## Your instructions
Convert every line of the items below into a JSON list of strings, one string per line, leaving out any blank lines.

[begin Supplied material]

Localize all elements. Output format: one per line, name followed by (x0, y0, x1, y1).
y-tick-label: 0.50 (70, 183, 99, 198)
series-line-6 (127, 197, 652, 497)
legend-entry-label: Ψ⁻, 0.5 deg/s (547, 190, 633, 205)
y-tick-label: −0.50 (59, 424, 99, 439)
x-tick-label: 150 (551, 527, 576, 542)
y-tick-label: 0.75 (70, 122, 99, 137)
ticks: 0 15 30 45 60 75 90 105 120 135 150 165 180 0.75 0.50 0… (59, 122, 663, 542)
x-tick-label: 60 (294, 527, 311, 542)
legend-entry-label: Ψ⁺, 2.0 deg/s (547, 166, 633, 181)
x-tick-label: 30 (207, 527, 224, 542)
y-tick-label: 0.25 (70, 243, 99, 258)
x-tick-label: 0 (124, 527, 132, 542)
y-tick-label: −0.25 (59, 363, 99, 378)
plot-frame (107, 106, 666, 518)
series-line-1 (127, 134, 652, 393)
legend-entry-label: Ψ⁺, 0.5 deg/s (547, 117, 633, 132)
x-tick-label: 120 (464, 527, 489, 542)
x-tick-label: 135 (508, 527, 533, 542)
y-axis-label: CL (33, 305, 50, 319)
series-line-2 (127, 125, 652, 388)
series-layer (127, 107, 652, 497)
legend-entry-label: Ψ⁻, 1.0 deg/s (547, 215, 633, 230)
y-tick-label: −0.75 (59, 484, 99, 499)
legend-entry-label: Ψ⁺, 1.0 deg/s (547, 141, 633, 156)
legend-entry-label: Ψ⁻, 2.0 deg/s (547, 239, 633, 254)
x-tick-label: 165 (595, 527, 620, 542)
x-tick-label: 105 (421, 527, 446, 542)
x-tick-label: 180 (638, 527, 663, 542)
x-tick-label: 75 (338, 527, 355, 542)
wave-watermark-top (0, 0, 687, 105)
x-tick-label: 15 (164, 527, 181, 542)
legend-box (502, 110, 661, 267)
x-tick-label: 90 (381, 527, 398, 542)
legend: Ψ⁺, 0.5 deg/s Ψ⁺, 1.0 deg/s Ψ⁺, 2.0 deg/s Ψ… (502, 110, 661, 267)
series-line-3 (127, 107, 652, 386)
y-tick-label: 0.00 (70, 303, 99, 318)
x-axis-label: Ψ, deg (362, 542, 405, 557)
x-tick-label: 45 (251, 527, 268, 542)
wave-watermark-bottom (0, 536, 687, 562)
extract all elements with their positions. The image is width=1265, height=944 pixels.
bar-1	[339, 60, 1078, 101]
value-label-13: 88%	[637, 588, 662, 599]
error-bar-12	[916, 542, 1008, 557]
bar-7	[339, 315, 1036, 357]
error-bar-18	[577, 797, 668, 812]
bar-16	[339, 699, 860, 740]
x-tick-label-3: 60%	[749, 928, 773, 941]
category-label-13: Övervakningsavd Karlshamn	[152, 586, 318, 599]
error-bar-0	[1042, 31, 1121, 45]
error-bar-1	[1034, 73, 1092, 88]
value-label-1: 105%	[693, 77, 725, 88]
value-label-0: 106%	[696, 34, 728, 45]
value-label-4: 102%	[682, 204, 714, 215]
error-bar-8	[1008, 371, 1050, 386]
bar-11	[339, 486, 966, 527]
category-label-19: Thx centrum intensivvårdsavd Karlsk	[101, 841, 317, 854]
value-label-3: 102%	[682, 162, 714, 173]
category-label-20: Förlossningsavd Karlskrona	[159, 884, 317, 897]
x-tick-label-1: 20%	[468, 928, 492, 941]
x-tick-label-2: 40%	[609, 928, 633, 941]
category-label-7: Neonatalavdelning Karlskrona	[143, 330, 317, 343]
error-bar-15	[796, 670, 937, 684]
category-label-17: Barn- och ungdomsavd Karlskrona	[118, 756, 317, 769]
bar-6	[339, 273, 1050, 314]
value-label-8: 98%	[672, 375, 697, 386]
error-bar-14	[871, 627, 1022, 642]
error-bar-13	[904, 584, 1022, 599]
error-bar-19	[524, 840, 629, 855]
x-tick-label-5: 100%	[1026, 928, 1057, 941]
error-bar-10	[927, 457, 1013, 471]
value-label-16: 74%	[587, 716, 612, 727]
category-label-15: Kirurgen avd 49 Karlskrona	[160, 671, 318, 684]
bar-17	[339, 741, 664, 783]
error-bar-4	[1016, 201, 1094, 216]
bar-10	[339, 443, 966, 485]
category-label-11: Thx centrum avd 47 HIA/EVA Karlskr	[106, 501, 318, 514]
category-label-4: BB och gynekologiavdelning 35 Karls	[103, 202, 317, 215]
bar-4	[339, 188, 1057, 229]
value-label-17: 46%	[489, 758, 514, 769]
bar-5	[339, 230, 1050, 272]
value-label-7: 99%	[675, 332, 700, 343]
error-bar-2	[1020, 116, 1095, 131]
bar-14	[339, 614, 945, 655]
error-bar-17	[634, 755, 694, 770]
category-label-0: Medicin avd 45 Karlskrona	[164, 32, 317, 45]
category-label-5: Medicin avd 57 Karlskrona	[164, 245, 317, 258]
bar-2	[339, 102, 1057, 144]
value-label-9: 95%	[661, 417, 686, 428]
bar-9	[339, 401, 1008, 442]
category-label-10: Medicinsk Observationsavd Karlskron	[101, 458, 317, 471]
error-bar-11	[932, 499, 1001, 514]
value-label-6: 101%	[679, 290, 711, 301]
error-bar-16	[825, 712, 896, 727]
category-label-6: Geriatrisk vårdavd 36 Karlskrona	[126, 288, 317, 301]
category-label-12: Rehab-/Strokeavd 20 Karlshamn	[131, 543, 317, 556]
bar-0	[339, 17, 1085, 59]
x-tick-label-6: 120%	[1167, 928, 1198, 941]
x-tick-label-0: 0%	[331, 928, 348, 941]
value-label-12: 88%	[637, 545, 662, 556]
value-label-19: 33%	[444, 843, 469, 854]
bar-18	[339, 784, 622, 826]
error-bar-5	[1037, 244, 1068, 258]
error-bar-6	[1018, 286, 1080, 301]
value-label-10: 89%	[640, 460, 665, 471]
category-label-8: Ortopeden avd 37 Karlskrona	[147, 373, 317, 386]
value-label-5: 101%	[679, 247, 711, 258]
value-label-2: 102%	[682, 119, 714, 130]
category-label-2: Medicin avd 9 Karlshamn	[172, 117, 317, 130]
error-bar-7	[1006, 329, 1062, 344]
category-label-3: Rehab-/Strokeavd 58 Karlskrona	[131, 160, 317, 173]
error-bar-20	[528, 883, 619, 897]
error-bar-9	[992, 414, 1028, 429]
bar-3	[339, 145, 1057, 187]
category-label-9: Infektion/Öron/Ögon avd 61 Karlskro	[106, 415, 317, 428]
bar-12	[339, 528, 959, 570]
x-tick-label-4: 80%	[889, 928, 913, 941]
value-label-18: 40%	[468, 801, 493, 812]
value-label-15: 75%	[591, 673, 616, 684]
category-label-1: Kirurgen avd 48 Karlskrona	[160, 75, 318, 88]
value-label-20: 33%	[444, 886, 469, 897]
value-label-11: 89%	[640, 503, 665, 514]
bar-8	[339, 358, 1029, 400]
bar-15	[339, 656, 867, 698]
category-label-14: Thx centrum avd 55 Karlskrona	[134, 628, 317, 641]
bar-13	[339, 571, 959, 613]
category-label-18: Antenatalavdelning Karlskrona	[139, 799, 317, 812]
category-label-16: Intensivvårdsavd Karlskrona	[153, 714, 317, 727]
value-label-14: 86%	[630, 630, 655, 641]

[end Supplied material]

## Finished exercise
[
  "Localize all elements. Output format: one per line, name followed by (x0, y0, x1, y1).",
  "y-tick-label: 0.50 (70, 183, 99, 198)",
  "series-line-6 (127, 197, 652, 497)",
  "legend-entry-label: Ψ⁻, 0.5 deg/s (547, 190, 633, 205)",
  "y-tick-label: −0.50 (59, 424, 99, 439)",
  "x-tick-label: 150 (551, 527, 576, 542)",
  "y-tick-label: 0.75 (70, 122, 99, 137)",
  "ticks: 0 15 30 45 60 75 90 105 120 135 150 165 180 0.75 0.50 0… (59, 122, 663, 542)",
  "x-tick-label: 60 (294, 527, 311, 542)",
  "legend-entry-label: Ψ⁺, 2.0 deg/s (547, 166, 633, 181)",
  "x-tick-label: 30 (207, 527, 224, 542)",
  "y-tick-label: 0.25 (70, 243, 99, 258)",
  "x-tick-label: 0 (124, 527, 132, 542)",
  "y-tick-label: −0.25 (59, 363, 99, 378)",
  "plot-frame (107, 106, 666, 518)",
  "series-line-1 (127, 134, 652, 393)",
  "legend-entry-label: Ψ⁺, 0.5 deg/s (547, 117, 633, 132)",
  "x-tick-label: 120 (464, 527, 489, 542)",
  "x-tick-label: 135 (508, 527, 533, 542)",
  "y-axis-label: CL (33, 305, 50, 319)",
  "series-line-2 (127, 125, 652, 388)",
  "series-layer (127, 107, 652, 497)",
  "legend-entry-label: Ψ⁻, 1.0 deg/s (547, 215, 633, 230)",
  "y-tick-label: −0.75 (59, 484, 99, 499)",
  "legend-entry-label: Ψ⁺, 1.0 deg/s (547, 141, 633, 156)",
  "legend-entry-label: Ψ⁻, 2.0 deg/s (547, 239, 633, 254)",
  "x-tick-label: 165 (595, 527, 620, 542)",
  "x-tick-label: 105 (421, 527, 446, 542)",
  "x-tick-label: 180 (638, 527, 663, 542)",
  "x-tick-label: 75 (338, 527, 355, 542)",
  "wave-watermark-top (0, 0, 687, 105)",
  "x-tick-label: 15 (164, 527, 181, 542)",
  "legend-box (502, 110, 661, 267)",
  "x-tick-label: 90 (381, 527, 398, 542)",
  "legend: Ψ⁺, 0.5 deg/s Ψ⁺, 1.0 deg/s Ψ⁺, 2.0 deg/s Ψ… (502, 110, 661, 267)",
  "series-line-3 (127, 107, 652, 386)",
  "y-tick-label: 0.00 (70, 303, 99, 318)",
  "x-axis-label: Ψ, deg (362, 542, 405, 557)",
  "x-tick-label: 45 (251, 527, 268, 542)",
  "wave-watermark-bottom (0, 536, 687, 562)",
  "extract all elements with their positions. The image is width=1265, height=944 pixels.",
  "bar-1\t[339, 60, 1078, 101]",
  "value-label-13: 88%\t[637, 588, 662, 599]",
  "error-bar-12\t[916, 542, 1008, 557]",
  "bar-7\t[339, 315, 1036, 357]",
  "error-bar-18\t[577, 797, 668, 812]",
  "bar-16\t[339, 699, 860, 740]",
  "x-tick-label-3: 60%\t[749, 928, 773, 941]",
  "category-label-13: Övervakningsavd Karlshamn\t[152, 586, 318, 599]",
  "error-bar-0\t[1042, 31, 1121, 45]",
  "error-bar-1\t[1034, 73, 1092, 88]",
  "value-label-1: 105%\t[693, 77, 725, 88]",
  "value-label-0: 106%\t[696, 34, 728, 45]",
  "value-label-4: 102%\t[682, 204, 714, 215]",
  "error-bar-8\t[1008, 371, 1050, 386]",
  "bar-11\t[339, 486, 966, 527]",
  "category-label-19: Thx centrum intensivvårdsavd Karlsk\t[101, 841, 317, 854]",
  "value-label-3: 102%\t[682, 162, 714, 173]",
  "category-label-20: Förlossningsavd Karlskrona\t[159, 884, 317, 897]",
  "x-tick-label-1: 20%\t[468, 928, 492, 941]",
  "x-tick-label-2: 40%\t[609, 928, 633, 941]",
  "category-label-7: Neonatalavdelning Karlskrona\t[143, 330, 317, 343]",
  "error-bar-15\t[796, 670, 937, 684]",
  "category-label-17: Barn- och ungdomsavd Karlskrona\t[118, 756, 317, 769]",
  "bar-6\t[339, 273, 1050, 314]",
  "value-label-8: 98%\t[672, 375, 697, 386]",
  "error-bar-14\t[871, 627, 1022, 642]",
  "error-bar-13\t[904, 584, 1022, 599]",
  "error-bar-19\t[524, 840, 629, 855]",
  "x-tick-label-5: 100%\t[1026, 928, 1057, 941]",
  "error-bar-10\t[927, 457, 1013, 471]",
  "value-label-16: 74%\t[587, 716, 612, 727]",
  "category-label-15: Kirurgen avd 49 Karlskrona\t[160, 671, 318, 684]",
  "bar-17\t[339, 741, 664, 783]",
  "error-bar-4\t[1016, 201, 1094, 216]",
  "bar-10\t[339, 443, 966, 485]",
  "category-label-11: Thx centrum avd 47 HIA/EVA Karlskr\t[106, 501, 318, 514]",
  "category-label-4: BB och gynekologiavdelning 35 Karls\t[103, 202, 317, 215]",
  "bar-4\t[339, 188, 1057, 229]",
  "value-label-17: 46%\t[489, 758, 514, 769]",
  "bar-5\t[339, 230, 1050, 272]",
  "value-label-7: 99%\t[675, 332, 700, 343]",
  "error-bar-2\t[1020, 116, 1095, 131]",
  "bar-14\t[339, 614, 945, 655]",
  "error-bar-17\t[634, 755, 694, 770]",
  "category-label-0: Medicin avd 45 Karlskrona\t[164, 32, 317, 45]",
  "category-label-5: Medicin avd 57 Karlskrona\t[164, 245, 317, 258]",
  "bar-2\t[339, 102, 1057, 144]",
  "value-label-9: 95%\t[661, 417, 686, 428]",
  "bar-9\t[339, 401, 1008, 442]",
  "category-label-10: Medicinsk Observationsavd Karlskron\t[101, 458, 317, 471]",
  "error-bar-11\t[932, 499, 1001, 514]",
  "value-label-6: 101%\t[679, 290, 711, 301]",
  "error-bar-16\t[825, 712, 896, 727]",
  "category-label-6: Geriatrisk vårdavd 36 Karlskrona\t[126, 288, 317, 301]",
  "category-label-12: Rehab-/Strokeavd 20 Karlshamn\t[131, 543, 317, 556]",
  "bar-0\t[339, 17, 1085, 59]",
  "x-tick-label-6: 120%\t[1167, 928, 1198, 941]",
  "x-tick-label-0: 0%\t[331, 928, 348, 941]",
  "value-label-12: 88%\t[637, 545, 662, 556]",
  "value-label-19: 33%\t[444, 843, 469, 854]",
  "bar-18\t[339, 784, 622, 826]",
  "error-bar-5\t[1037, 244, 1068, 258]",
  "error-bar-6\t[1018, 286, 1080, 301]",
  "value-label-10: 89%\t[640, 460, 665, 471]",
  "category-label-8: Ortopeden avd 37 Karlskrona\t[147, 373, 317, 386]",
  "value-label-5: 101%\t[679, 247, 711, 258]",
  "value-label-2: 102%\t[682, 119, 714, 130]",
  "category-label-2: Medicin avd 9 Karlshamn\t[172, 117, 317, 130]",
  "error-bar-7\t[1006, 329, 1062, 344]",
  "category-label-3: Rehab-/Strokeavd 58 Karlskrona\t[131, 160, 317, 173]",
  "error-bar-20\t[528, 883, 619, 897]",
  "error-bar-9\t[992, 414, 1028, 429]",
  "bar-3\t[339, 145, 1057, 187]",
  "category-label-9: Infektion/Öron/Ögon avd 61 Karlskro\t[106, 415, 317, 428]",
  "bar-12\t[339, 528, 959, 570]",
  "x-tick-label-4: 80%\t[889, 928, 913, 941]",
  "value-label-18: 40%\t[468, 801, 493, 812]",
  "value-label-15: 75%\t[591, 673, 616, 684]",
  "category-label-1: Kirurgen avd 48 Karlskrona\t[160, 75, 318, 88]",
  "value-label-20: 33%\t[444, 886, 469, 897]",
  "value-label-11: 89%\t[640, 503, 665, 514]",
  "bar-8\t[339, 358, 1029, 400]",
  "bar-15\t[339, 656, 867, 698]",
  "category-label-14: Thx centrum avd 55 Karlskrona\t[134, 628, 317, 641]",
  "bar-13\t[339, 571, 959, 613]",
  "category-label-18: Antenatalavdelning Karlskrona\t[139, 799, 317, 812]",
  "category-label-16: Intensivvårdsavd Karlskrona\t[153, 714, 317, 727]",
  "value-label-14: 86%\t[630, 630, 655, 641]"
]